Given instruction 1 ->
In the function merging thread, what does the comparison used to decide whether two functions are identical treat as equivalent?
Given instruction 2 ->
Rewrite the function merging thread from "<I took a look" up to and including "for the bucket.", putting "group" in place of "bucket".
Given instruction 3 ->
Carry the function merging thread forward from the point at which it stops.

Passage shown ->
*****
[llvm-commits] turn on function merging

Daniel Berlin wrote:

I'd like to turn on the function merging pass by default (patch attached).
Function merging is already in the tree and I've been testing it locally for
a while. It works great and doesn't do undue harm to my build times.

Functions are merged when they are identical under a comparison that treats
all pointers as equivalent. So i8* and i32* are considered equivalent types,
so long as you never load one which would produce an i8 as that's different
from i32.

First of all, function merging is good because it produces smaller binaries.
Doing it in the IR (say, instead of the linker) also saves us the compile
time of emitting duplicate functions. When we can't remove a function
mergefuncs leaves a tail-call stub and updates all callers to a canonical
choice, improving the instruction cache hit rate.

The bad side is that the process is inherently O(n^2).

Wait what?
Why?

<I took a look at merge functions>

1. It's not really N^2 unless everything hashes to the same value.
2. You can even do better, just do a cheesy O(N) value numbering pass
on the function, and include the number of values generated. Then
your compare trivially fails quickly if you do it in reverse and they
aren't equal.
3. You can do even better than this, even without value numbering
There is no need for true single pair wise comparison of every
function against every other function in the bucket, you can compare
them all x at a time, using a variant of the multi-way merge
algorithm.

Multi-way partition algorithm for the bucket.
*****
Entries supplied ->
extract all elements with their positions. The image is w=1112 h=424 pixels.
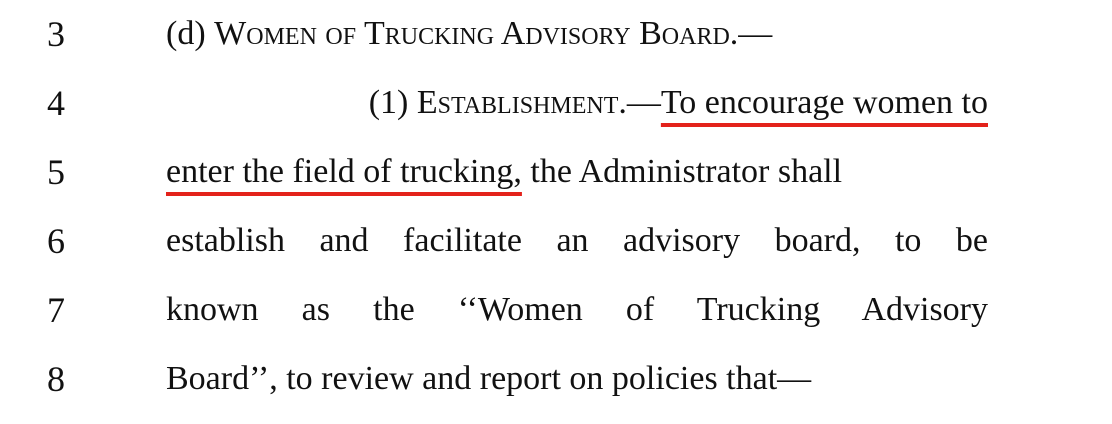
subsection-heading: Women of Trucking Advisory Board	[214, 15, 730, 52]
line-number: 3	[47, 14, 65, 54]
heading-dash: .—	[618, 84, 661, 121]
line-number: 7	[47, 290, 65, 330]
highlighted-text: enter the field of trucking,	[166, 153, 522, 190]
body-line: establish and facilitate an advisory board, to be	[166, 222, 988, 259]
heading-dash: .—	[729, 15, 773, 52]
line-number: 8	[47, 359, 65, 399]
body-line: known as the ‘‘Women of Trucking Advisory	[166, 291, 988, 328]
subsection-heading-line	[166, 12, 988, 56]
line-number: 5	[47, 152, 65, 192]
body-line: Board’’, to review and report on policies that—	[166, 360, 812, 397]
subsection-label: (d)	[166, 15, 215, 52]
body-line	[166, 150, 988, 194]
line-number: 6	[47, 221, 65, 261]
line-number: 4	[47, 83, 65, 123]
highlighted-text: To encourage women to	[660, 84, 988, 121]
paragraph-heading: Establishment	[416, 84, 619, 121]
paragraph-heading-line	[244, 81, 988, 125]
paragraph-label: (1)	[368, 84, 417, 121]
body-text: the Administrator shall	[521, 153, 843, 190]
*****
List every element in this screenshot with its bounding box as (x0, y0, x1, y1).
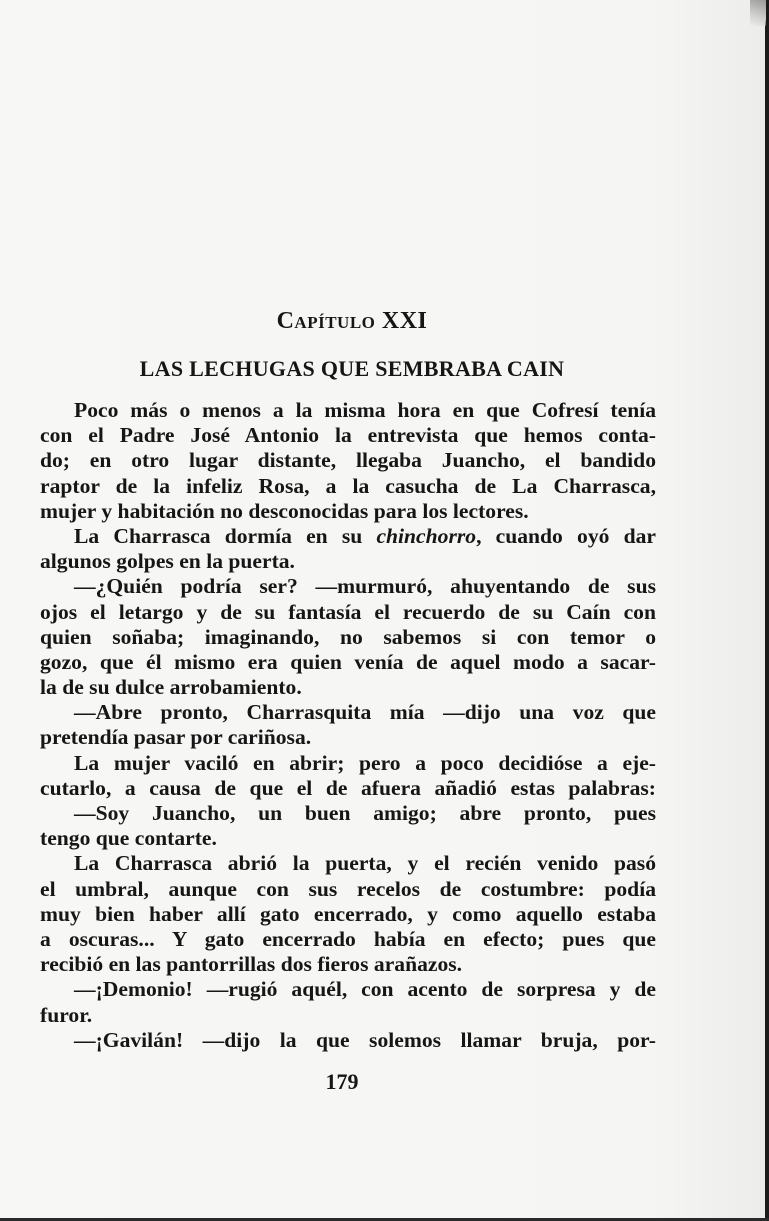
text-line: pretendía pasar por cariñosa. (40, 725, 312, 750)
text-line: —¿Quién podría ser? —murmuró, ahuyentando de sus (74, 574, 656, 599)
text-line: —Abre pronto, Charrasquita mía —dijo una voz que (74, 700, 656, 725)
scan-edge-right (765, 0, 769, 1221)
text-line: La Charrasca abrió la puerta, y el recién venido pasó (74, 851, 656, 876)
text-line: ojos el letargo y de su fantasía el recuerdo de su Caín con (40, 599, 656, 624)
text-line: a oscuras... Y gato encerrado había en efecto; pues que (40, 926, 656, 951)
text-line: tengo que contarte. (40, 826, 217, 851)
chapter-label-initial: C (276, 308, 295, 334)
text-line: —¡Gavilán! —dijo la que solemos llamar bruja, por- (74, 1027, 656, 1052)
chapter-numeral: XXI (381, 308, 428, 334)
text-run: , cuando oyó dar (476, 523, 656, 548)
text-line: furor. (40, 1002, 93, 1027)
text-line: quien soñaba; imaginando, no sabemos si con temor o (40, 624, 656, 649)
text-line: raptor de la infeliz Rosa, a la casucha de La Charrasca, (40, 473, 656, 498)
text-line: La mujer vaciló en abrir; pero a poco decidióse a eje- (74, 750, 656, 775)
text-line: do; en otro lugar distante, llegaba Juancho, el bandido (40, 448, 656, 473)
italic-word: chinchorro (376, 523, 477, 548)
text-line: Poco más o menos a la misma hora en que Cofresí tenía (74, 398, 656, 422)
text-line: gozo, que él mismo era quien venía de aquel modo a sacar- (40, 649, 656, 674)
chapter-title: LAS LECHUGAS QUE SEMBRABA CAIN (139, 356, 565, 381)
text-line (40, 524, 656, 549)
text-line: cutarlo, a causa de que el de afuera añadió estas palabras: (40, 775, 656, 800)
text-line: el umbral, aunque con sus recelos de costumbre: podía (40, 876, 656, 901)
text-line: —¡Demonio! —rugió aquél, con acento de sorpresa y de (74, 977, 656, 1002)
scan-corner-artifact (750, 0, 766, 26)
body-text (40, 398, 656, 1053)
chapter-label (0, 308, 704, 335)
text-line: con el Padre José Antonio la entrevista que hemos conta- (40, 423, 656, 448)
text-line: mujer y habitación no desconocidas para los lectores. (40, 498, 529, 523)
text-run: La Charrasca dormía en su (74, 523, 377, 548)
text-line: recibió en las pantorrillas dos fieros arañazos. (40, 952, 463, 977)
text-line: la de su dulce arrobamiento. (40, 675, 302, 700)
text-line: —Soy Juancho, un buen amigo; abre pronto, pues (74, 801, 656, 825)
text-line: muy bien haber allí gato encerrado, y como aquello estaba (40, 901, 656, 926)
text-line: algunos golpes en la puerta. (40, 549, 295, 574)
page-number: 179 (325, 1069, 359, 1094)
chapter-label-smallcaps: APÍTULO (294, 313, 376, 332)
*****
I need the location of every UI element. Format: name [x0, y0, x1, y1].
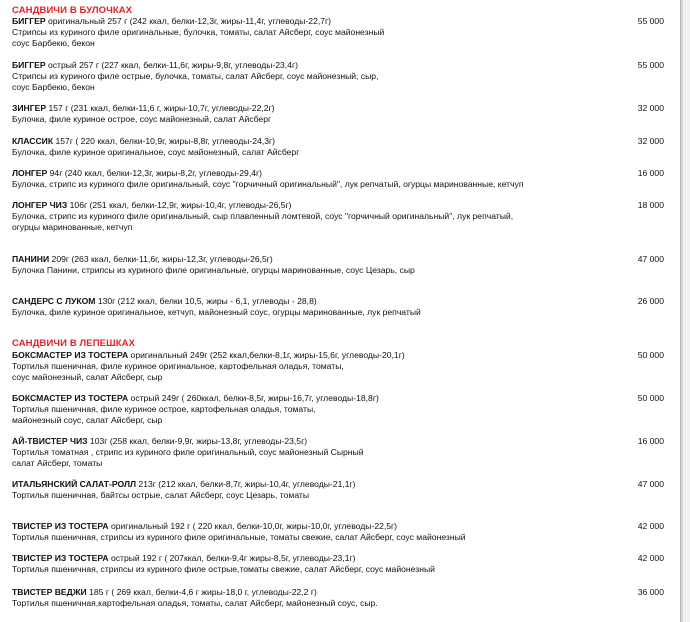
*****
Final answer 1 ->
It treats all pointers as equivalent.

Final answer 2 ->
<I took a look at merge functions>

1. It's not really N^2 unless everything hashes to the same value.
2. You can even do better, just do a cheesy O(N) value numbering pass
on the function, and include the number of values generated. Then
your compare trivially fails quickly if you do it in reverse and they
aren't equal.
3. You can do even better than this, even without value numbering
There is no need for true single pair wise comparison of every
function against every other function in the group, you can compare
them all x at a time, using a variant of the multi-way merge
algorithm.

Multi-way partition algorithm for the group.

Final answer 3 ->
Start -
For all functions in the bucket:
   put IR operation into an array that is (number of functions in
bucket) elements.
   Sort array

Everything that only occurs once in this array can be dropped
completely, it is unmergeable.
Split the array into multiple arrays where all elements in a given
array are equal (O(number of functions time, since it requires a
single array walk)).

Replace all elements in each array with the next IR operation from
each function.
Repeat from start with each ir operation.

When you are done you now have a set of arrays where all elements of a
given array can be merged.

There is even some splittable set data structure (basically opposite
of union-find) that escapes me at the moment to make this all really
fast.

You can also, just like multi-way merge, be a little more complex and
instead of sort array (N log N), do
put IR operation into a heap for each function (the only property you
need from ordering is that equal elements end up next to each other)
extract min on heap repeatedly into a new heap, and switch to a new
heap whenever the value is not the same as the last one, so you end up
with a forest of heaps.
Destroy all heaps with one element.
Repeat just like above.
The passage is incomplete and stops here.